● **EXERCISE OBJECTIVE**: Identify the lines that contain the string "image" and copy all of them.

● **RECORDS TO USE**:
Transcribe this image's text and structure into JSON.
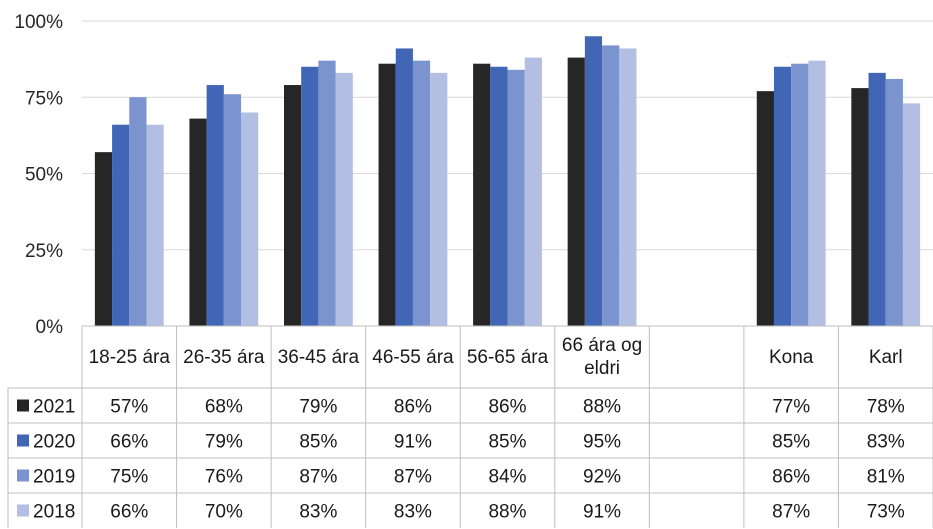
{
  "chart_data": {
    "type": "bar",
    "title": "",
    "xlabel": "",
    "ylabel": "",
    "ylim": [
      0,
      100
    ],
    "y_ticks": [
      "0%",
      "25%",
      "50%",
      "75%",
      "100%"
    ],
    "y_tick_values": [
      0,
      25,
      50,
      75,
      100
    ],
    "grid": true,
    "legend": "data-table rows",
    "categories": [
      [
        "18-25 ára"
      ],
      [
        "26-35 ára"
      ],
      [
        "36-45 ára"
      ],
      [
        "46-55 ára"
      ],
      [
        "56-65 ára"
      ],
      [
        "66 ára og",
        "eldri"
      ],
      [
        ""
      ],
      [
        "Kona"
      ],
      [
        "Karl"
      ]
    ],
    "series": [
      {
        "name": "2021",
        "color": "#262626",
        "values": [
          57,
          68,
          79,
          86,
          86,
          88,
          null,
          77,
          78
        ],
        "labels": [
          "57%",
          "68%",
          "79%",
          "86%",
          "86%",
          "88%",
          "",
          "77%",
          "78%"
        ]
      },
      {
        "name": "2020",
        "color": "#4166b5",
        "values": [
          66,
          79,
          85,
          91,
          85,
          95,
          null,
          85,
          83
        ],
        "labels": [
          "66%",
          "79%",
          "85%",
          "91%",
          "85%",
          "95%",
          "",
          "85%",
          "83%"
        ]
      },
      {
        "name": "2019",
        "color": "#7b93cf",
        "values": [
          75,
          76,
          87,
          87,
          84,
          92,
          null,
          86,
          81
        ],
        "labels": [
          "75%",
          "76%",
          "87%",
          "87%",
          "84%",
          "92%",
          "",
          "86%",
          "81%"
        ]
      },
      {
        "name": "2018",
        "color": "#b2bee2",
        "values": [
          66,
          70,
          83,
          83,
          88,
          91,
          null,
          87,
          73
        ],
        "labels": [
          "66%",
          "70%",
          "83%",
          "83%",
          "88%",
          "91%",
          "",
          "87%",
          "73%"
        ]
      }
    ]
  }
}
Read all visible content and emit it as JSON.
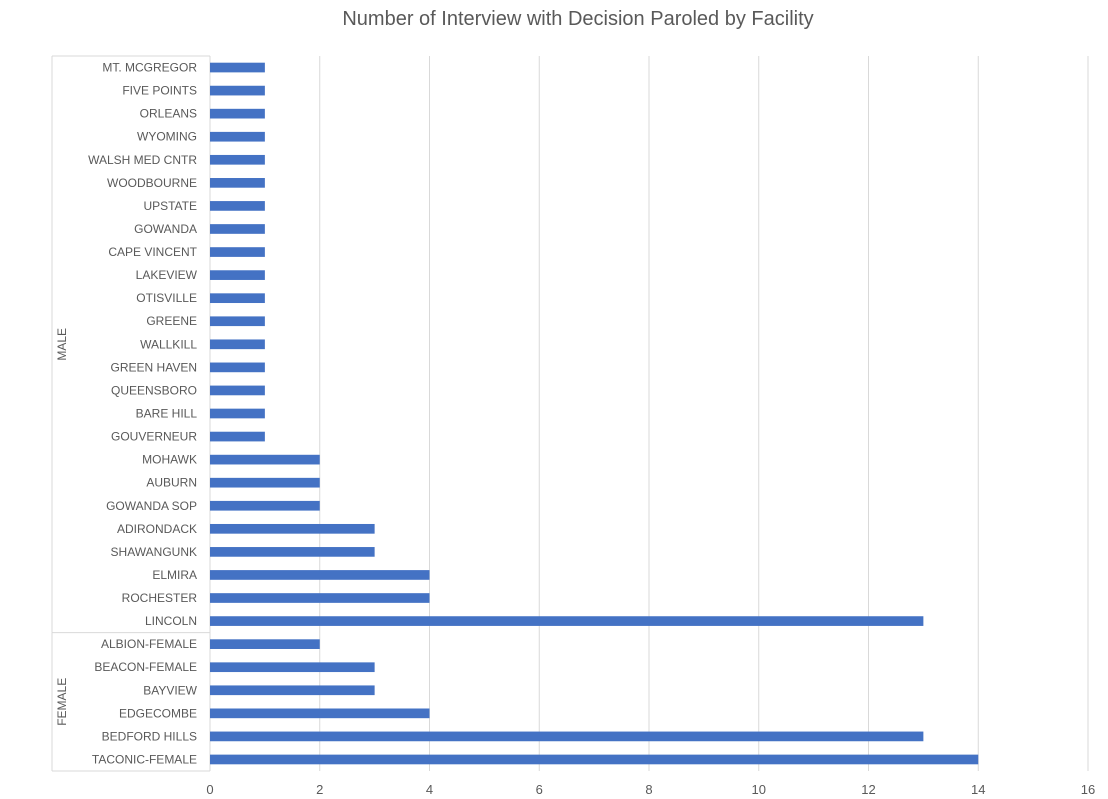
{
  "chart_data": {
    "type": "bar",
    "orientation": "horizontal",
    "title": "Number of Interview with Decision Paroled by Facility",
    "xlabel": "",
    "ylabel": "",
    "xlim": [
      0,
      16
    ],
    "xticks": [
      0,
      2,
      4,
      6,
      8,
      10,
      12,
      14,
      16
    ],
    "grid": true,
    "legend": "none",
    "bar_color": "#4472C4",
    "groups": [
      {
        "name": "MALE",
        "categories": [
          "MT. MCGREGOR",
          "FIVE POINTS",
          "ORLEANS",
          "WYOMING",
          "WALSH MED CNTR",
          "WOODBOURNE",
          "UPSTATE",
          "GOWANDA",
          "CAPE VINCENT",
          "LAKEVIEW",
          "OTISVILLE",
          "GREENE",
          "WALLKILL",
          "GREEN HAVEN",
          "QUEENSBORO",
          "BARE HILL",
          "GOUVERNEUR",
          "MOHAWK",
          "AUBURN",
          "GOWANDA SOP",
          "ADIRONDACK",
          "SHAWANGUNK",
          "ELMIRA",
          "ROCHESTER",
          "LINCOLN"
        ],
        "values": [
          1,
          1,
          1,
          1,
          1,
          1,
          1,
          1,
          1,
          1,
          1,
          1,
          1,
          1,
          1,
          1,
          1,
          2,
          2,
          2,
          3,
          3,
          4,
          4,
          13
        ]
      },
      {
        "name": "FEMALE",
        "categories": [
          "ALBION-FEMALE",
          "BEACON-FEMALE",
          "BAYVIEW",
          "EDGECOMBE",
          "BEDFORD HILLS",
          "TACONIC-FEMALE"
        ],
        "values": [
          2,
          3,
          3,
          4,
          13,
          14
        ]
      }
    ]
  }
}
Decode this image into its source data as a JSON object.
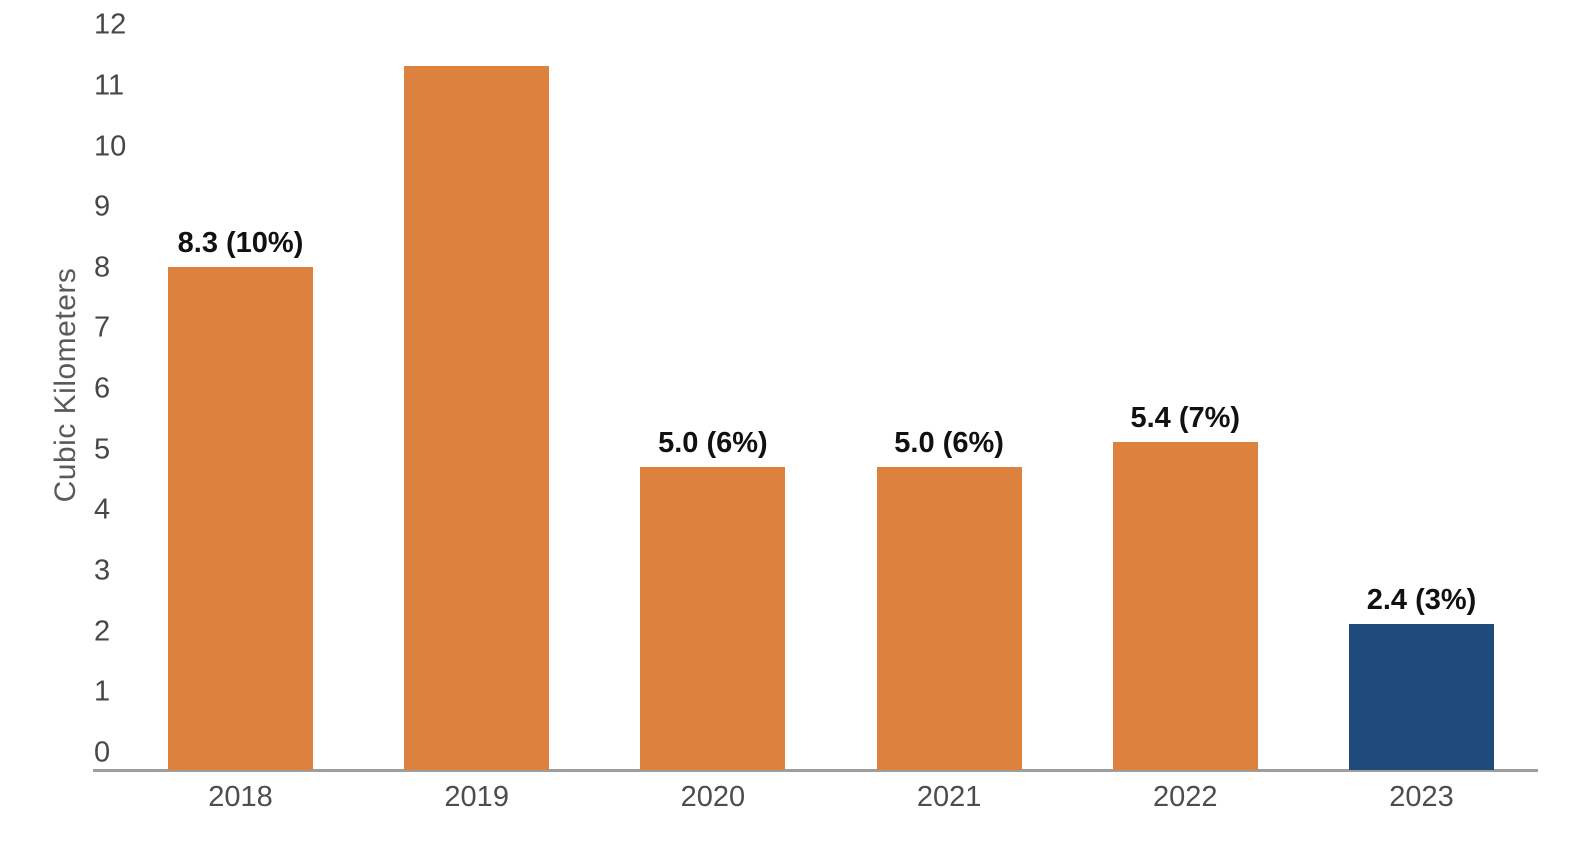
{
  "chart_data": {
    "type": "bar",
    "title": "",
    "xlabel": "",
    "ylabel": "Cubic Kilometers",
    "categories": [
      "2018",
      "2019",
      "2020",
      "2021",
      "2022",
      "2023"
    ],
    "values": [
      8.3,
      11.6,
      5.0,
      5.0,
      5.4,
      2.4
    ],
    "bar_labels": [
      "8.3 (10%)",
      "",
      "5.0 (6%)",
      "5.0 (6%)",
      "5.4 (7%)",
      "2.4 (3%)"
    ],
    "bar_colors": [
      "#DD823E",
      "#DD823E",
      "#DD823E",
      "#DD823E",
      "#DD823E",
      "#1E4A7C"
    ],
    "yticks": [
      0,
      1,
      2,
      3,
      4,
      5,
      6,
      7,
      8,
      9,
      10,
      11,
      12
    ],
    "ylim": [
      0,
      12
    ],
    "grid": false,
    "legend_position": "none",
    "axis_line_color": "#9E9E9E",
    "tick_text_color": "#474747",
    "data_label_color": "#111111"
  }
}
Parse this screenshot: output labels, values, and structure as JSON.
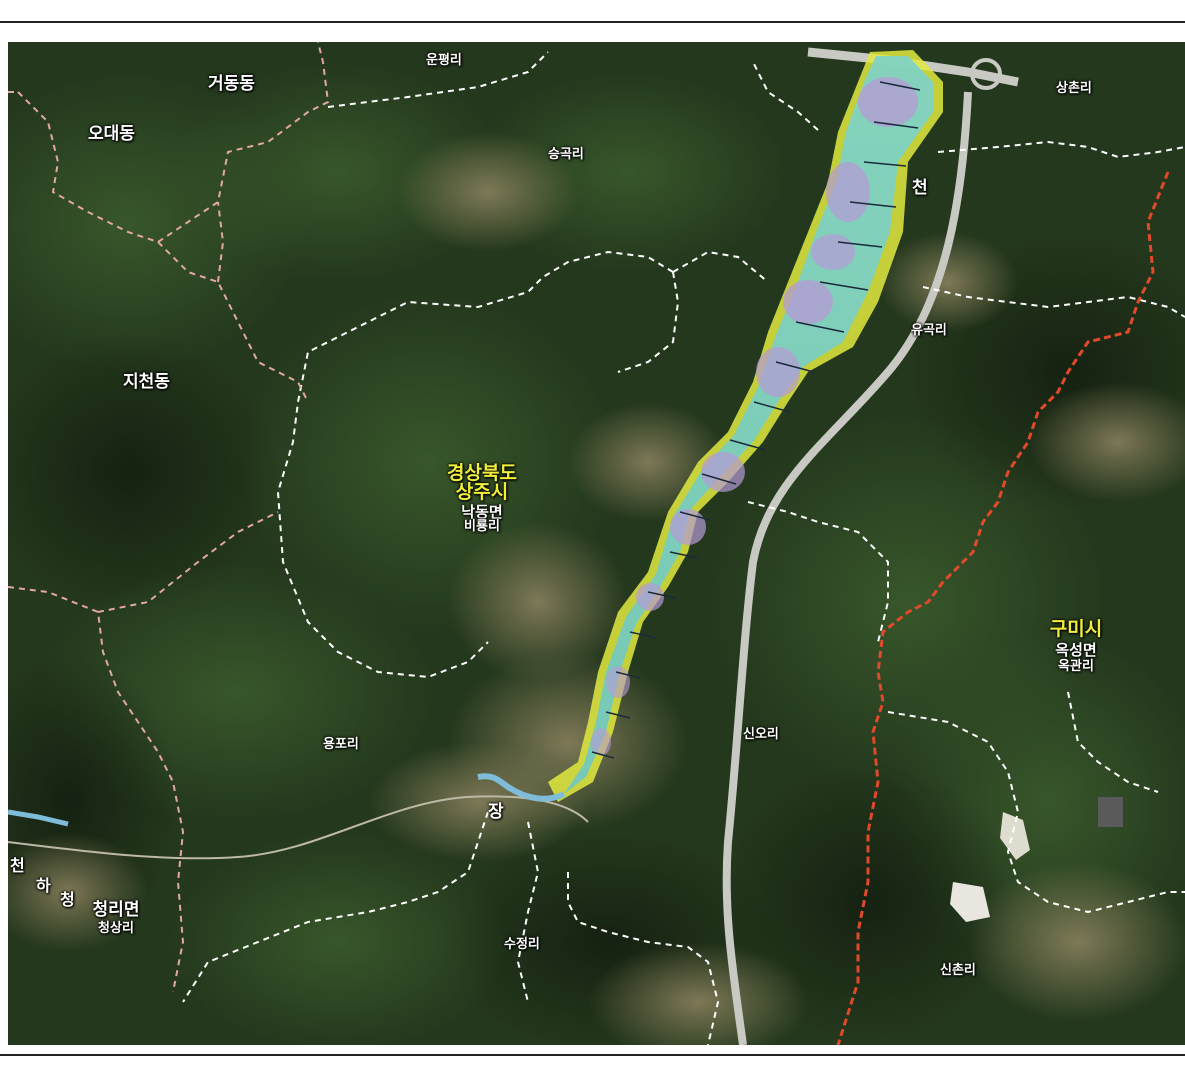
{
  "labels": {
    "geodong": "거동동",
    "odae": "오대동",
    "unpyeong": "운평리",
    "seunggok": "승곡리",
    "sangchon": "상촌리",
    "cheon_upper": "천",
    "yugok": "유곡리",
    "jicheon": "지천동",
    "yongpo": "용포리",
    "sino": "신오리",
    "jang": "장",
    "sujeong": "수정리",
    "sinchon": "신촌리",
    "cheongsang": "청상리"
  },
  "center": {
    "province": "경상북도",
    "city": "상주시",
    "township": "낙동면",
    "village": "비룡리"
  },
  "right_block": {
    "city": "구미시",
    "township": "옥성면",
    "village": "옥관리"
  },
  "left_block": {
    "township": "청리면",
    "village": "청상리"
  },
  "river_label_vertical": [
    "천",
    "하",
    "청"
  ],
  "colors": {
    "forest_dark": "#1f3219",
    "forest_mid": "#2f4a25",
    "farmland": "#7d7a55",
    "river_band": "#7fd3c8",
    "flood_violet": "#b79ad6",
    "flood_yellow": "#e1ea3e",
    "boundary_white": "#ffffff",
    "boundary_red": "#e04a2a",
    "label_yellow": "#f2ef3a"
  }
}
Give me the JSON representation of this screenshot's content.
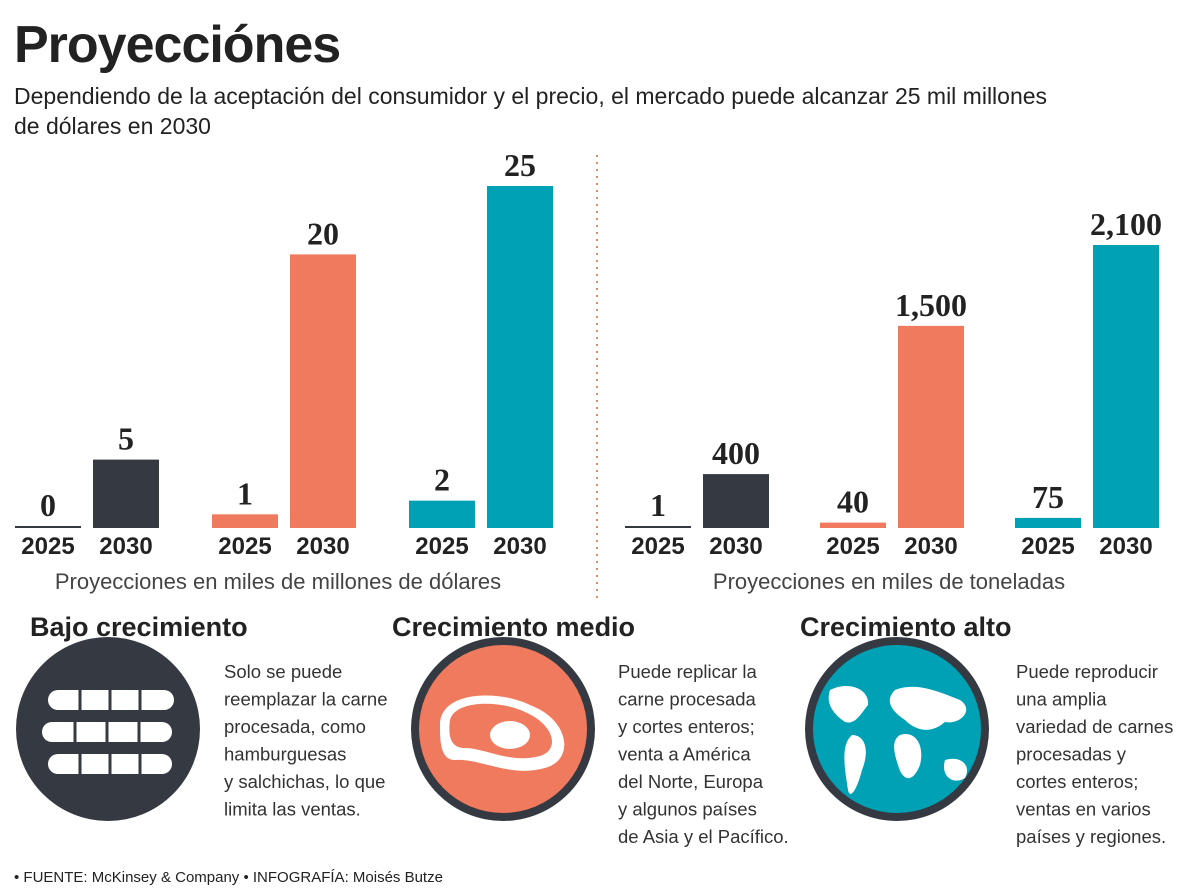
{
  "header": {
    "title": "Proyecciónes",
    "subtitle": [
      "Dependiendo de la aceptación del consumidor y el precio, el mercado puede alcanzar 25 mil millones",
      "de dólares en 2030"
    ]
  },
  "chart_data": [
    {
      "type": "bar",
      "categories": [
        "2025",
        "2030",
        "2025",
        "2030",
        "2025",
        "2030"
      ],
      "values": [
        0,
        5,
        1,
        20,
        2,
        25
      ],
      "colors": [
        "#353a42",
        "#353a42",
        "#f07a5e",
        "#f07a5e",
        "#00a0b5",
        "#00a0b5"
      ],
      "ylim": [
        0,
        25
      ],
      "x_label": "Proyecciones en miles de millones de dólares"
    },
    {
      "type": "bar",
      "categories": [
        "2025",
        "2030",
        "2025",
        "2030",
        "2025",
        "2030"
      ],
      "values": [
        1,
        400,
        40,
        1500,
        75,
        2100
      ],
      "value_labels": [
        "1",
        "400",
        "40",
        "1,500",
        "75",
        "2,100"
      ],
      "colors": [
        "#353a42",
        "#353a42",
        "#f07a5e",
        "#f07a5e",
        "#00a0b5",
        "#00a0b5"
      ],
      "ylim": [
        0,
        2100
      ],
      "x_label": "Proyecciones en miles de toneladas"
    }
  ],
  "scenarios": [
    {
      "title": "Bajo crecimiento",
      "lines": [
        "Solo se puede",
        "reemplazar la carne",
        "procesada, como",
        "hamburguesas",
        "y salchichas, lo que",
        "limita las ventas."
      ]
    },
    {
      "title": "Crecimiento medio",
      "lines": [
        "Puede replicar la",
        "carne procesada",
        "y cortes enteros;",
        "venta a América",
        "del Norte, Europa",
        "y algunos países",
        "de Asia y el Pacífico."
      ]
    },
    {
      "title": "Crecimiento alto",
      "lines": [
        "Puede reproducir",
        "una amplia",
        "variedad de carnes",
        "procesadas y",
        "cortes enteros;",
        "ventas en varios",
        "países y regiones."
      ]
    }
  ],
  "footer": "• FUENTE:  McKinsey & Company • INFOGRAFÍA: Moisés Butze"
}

● **TASK ANSWER**:
Transcribe this image's text and structure into JSON.
Decode this image into its source data as a JSON object.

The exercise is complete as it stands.